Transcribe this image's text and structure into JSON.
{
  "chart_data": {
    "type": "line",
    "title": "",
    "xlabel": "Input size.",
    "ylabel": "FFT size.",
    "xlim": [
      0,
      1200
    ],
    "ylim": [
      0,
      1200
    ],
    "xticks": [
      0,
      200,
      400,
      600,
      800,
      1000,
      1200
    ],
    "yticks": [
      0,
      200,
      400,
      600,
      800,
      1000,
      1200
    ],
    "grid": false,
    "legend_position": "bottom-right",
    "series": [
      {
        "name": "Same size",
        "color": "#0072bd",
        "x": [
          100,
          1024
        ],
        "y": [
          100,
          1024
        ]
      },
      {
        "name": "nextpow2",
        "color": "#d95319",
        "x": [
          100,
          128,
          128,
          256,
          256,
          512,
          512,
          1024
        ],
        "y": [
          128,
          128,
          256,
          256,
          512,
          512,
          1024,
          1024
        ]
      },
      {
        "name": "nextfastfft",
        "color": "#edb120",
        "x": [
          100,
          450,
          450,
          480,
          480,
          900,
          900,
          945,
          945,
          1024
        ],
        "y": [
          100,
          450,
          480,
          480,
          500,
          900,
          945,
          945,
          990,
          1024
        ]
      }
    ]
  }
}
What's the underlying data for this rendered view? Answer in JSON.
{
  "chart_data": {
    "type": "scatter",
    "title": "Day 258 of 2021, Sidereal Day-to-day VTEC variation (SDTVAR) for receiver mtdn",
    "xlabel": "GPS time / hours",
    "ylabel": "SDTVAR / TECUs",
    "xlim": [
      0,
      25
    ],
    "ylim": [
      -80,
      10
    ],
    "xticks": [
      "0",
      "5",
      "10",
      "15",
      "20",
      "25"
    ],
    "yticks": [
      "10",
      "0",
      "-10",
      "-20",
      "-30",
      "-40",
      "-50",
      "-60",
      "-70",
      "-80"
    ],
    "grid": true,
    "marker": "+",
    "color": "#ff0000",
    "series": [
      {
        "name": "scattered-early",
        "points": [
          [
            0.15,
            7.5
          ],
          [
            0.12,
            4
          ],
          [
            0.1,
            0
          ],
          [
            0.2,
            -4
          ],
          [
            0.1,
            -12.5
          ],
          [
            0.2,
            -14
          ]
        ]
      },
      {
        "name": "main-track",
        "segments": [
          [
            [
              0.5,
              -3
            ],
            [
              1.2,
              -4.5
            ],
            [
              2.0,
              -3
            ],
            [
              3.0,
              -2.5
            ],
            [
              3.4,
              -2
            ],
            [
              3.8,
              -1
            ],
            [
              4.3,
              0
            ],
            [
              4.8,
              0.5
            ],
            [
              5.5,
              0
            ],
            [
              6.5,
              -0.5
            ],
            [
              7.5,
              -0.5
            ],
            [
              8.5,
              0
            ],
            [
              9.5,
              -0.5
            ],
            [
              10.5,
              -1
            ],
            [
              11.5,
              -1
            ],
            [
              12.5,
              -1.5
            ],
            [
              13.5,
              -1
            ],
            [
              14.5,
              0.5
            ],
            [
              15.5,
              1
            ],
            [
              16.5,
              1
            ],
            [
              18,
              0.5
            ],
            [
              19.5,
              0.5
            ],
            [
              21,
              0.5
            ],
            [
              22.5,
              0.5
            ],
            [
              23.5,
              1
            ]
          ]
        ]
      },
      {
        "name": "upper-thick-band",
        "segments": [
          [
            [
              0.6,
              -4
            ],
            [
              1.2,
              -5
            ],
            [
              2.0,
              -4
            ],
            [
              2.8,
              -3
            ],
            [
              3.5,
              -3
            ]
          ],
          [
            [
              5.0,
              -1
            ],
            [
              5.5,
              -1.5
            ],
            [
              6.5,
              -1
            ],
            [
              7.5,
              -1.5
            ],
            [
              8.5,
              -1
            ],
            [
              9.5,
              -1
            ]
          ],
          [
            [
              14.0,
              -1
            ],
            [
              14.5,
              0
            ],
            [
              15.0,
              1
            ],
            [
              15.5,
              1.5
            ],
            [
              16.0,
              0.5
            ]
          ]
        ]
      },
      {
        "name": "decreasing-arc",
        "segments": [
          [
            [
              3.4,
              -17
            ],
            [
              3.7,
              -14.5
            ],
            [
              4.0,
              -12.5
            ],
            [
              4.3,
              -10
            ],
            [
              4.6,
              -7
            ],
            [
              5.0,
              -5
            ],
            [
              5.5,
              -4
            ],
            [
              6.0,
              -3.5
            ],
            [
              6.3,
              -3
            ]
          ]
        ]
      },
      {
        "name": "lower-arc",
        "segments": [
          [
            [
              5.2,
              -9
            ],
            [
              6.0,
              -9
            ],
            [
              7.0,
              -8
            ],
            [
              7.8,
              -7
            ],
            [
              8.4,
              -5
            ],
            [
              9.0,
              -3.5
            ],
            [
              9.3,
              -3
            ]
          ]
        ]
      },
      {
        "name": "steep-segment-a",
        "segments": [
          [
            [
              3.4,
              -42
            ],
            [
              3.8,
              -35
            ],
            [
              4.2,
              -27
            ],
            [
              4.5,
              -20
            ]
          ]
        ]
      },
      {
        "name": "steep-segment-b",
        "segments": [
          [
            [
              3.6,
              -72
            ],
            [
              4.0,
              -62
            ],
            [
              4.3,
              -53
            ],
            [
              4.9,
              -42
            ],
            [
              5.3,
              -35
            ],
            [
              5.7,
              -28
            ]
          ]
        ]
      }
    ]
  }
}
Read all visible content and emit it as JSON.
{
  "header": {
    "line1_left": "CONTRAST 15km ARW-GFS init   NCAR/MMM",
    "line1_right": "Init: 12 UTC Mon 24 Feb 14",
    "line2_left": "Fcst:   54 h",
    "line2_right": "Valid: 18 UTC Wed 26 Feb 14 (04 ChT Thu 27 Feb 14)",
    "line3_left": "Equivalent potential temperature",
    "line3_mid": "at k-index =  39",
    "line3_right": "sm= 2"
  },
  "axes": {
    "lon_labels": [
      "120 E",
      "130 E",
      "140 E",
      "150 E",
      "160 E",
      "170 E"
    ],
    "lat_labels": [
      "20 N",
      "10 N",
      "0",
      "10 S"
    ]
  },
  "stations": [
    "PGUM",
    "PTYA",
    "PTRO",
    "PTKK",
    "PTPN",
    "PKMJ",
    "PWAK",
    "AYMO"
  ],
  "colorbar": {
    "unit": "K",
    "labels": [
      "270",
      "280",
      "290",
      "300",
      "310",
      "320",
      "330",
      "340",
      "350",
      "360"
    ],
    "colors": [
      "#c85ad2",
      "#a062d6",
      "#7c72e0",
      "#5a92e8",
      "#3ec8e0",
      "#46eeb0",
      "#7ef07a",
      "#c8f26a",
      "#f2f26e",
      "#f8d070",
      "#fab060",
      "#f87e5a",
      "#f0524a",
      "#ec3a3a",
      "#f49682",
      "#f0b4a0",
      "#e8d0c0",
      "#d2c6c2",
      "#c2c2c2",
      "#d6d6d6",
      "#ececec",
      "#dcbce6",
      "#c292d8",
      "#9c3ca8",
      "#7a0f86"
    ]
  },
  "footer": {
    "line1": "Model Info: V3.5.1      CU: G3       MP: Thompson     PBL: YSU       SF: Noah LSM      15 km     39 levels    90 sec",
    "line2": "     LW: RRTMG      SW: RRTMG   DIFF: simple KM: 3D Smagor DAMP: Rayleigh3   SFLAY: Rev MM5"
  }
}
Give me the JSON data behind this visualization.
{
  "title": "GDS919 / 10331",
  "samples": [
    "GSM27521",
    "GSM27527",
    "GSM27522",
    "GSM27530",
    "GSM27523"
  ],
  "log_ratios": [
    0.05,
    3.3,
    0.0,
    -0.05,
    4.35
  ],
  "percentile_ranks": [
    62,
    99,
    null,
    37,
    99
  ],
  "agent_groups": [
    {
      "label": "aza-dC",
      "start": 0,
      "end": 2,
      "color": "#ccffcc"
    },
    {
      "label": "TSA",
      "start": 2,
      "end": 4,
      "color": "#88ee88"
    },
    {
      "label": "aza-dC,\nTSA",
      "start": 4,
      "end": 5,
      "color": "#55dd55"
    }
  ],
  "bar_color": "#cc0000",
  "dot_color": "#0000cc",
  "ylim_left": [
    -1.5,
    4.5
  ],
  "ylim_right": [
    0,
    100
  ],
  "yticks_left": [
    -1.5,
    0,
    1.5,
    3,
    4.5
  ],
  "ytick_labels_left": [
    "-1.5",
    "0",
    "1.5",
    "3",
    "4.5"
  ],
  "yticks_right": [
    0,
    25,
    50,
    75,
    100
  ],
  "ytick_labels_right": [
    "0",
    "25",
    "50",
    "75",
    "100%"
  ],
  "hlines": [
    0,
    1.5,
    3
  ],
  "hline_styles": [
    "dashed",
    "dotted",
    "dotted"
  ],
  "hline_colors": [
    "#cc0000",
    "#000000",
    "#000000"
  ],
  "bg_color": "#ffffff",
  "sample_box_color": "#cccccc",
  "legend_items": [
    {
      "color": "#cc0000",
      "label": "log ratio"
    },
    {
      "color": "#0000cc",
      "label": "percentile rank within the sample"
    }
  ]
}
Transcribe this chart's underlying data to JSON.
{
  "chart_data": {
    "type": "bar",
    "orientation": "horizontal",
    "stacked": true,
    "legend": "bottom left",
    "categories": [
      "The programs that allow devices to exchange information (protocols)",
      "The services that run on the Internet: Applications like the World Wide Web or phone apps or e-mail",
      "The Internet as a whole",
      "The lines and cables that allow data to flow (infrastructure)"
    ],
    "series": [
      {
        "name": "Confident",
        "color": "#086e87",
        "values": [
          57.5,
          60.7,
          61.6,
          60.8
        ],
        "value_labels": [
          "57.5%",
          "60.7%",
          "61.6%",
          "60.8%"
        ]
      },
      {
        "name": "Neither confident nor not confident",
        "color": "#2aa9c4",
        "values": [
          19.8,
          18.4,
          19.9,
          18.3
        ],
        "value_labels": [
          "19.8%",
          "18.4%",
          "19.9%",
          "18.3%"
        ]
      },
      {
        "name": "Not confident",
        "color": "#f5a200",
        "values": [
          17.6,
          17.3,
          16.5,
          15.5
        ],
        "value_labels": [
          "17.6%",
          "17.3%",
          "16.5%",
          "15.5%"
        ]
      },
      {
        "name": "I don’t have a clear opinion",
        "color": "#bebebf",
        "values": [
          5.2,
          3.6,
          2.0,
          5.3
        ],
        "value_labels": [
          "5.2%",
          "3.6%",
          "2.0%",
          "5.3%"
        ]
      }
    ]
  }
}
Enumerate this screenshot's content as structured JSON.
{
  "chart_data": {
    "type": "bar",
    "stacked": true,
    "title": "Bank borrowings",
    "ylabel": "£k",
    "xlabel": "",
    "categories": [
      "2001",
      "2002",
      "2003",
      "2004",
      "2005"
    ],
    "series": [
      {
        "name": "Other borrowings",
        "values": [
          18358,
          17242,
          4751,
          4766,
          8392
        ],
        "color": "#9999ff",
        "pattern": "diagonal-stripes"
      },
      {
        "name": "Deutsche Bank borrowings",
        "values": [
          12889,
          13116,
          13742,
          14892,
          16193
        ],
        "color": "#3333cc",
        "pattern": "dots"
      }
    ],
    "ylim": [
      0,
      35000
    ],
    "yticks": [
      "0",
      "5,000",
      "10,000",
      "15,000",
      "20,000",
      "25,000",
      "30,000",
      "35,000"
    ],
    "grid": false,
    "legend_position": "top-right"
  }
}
- - - -
**Given exercise:** Copy out each line of the entries that holds "pattern".

**Problem solution:**
        "pattern": "diagonal-stripes"
        "pattern": "dots"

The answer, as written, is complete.